### DATA EXCERPTS
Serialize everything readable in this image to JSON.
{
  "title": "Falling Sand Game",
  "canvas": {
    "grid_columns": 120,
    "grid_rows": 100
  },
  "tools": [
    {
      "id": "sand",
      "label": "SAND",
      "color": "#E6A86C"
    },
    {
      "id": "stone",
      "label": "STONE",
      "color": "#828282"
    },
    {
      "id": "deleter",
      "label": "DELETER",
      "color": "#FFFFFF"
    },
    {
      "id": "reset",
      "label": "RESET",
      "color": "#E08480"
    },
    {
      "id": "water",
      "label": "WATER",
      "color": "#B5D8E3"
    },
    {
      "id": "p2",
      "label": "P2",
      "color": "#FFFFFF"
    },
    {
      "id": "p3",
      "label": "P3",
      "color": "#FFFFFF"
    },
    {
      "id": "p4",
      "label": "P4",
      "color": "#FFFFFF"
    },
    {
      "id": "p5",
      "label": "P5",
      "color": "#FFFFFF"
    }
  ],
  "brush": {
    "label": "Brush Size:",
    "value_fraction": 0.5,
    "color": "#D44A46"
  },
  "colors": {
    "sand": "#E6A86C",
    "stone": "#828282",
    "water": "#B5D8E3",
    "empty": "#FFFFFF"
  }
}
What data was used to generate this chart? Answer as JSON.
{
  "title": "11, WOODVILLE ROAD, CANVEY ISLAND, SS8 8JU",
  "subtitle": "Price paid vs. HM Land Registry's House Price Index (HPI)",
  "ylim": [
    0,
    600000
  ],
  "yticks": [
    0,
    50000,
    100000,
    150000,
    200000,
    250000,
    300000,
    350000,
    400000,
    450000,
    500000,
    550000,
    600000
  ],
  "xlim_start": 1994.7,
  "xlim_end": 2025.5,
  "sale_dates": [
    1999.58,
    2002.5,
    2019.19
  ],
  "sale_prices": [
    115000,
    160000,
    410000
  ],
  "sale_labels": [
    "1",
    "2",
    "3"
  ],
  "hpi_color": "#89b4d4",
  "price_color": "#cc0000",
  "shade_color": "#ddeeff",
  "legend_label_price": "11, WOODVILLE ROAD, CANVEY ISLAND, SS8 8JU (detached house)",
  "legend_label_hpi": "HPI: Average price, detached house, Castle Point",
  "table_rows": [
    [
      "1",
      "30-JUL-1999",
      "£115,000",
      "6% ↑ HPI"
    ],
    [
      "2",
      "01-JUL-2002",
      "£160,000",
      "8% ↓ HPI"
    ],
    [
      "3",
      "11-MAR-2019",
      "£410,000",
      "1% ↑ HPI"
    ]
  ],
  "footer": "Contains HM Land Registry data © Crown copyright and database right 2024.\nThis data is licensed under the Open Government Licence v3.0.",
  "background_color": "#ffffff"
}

### EXERCISE
Every record above needs to be repeated word for word.

### COMPLETE RESPONSE
Serialize everything readable in this image to JSON.
{
  "title": "Falling Sand Game",
  "canvas": {
    "grid_columns": 120,
    "grid_rows": 100
  },
  "tools": [
    {
      "id": "sand",
      "label": "SAND",
      "color": "#E6A86C"
    },
    {
      "id": "stone",
      "label": "STONE",
      "color": "#828282"
    },
    {
      "id": "deleter",
      "label": "DELETER",
      "color": "#FFFFFF"
    },
    {
      "id": "reset",
      "label": "RESET",
      "color": "#E08480"
    },
    {
      "id": "water",
      "label": "WATER",
      "color": "#B5D8E3"
    },
    {
      "id": "p2",
      "label": "P2",
      "color": "#FFFFFF"
    },
    {
      "id": "p3",
      "label": "P3",
      "color": "#FFFFFF"
    },
    {
      "id": "p4",
      "label": "P4",
      "color": "#FFFFFF"
    },
    {
      "id": "p5",
      "label": "P5",
      "color": "#FFFFFF"
    }
  ],
  "brush": {
    "label": "Brush Size:",
    "value_fraction": 0.5,
    "color": "#D44A46"
  },
  "colors": {
    "sand": "#E6A86C",
    "stone": "#828282",
    "water": "#B5D8E3",
    "empty": "#FFFFFF"
  }
}
What data was used to generate this chart? Answer as JSON.
{
  "title": "11, WOODVILLE ROAD, CANVEY ISLAND, SS8 8JU",
  "subtitle": "Price paid vs. HM Land Registry's House Price Index (HPI)",
  "ylim": [
    0,
    600000
  ],
  "yticks": [
    0,
    50000,
    100000,
    150000,
    200000,
    250000,
    300000,
    350000,
    400000,
    450000,
    500000,
    550000,
    600000
  ],
  "xlim_start": 1994.7,
  "xlim_end": 2025.5,
  "sale_dates": [
    1999.58,
    2002.5,
    2019.19
  ],
  "sale_prices": [
    115000,
    160000,
    410000
  ],
  "sale_labels": [
    "1",
    "2",
    "3"
  ],
  "hpi_color": "#89b4d4",
  "price_color": "#cc0000",
  "shade_color": "#ddeeff",
  "legend_label_price": "11, WOODVILLE ROAD, CANVEY ISLAND, SS8 8JU (detached house)",
  "legend_label_hpi": "HPI: Average price, detached house, Castle Point",
  "table_rows": [
    [
      "1",
      "30-JUL-1999",
      "£115,000",
      "6% ↑ HPI"
    ],
    [
      "2",
      "01-JUL-2002",
      "£160,000",
      "8% ↓ HPI"
    ],
    [
      "3",
      "11-MAR-2019",
      "£410,000",
      "1% ↑ HPI"
    ]
  ],
  "footer": "Contains HM Land Registry data © Crown copyright and database right 2024.\nThis data is licensed under the Open Government Licence v3.0.",
  "background_color": "#ffffff"
}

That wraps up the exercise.